▶ _OBJECTIVE_
In the records that follow, show each line where the word "color" is present.

Data records
• • •

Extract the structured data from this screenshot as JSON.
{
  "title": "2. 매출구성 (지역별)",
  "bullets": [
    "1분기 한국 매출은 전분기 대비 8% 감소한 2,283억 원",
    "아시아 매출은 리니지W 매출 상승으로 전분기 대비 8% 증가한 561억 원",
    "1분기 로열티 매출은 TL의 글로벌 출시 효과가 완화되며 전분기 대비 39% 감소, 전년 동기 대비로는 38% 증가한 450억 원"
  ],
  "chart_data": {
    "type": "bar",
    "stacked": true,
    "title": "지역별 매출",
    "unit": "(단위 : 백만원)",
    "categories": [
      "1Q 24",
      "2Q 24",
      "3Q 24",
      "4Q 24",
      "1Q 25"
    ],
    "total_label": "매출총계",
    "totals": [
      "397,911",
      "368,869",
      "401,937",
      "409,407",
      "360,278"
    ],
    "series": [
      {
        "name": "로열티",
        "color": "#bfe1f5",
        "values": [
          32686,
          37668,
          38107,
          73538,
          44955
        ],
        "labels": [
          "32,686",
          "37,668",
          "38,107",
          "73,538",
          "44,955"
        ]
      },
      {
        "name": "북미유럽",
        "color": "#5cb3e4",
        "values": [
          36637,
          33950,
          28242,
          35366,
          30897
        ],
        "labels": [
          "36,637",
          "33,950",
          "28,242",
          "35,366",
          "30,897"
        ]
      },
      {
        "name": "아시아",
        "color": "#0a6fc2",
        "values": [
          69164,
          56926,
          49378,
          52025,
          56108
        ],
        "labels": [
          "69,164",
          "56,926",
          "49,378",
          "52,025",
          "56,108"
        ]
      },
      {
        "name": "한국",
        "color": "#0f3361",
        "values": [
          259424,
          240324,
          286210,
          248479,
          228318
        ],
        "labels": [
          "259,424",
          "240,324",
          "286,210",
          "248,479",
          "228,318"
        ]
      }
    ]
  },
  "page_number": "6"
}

• • •

▶ _THE REPLY_
        "color": "#bfe1f5",
        "color": "#5cb3e4",
        "color": "#0a6fc2",
        "color": "#0f3361",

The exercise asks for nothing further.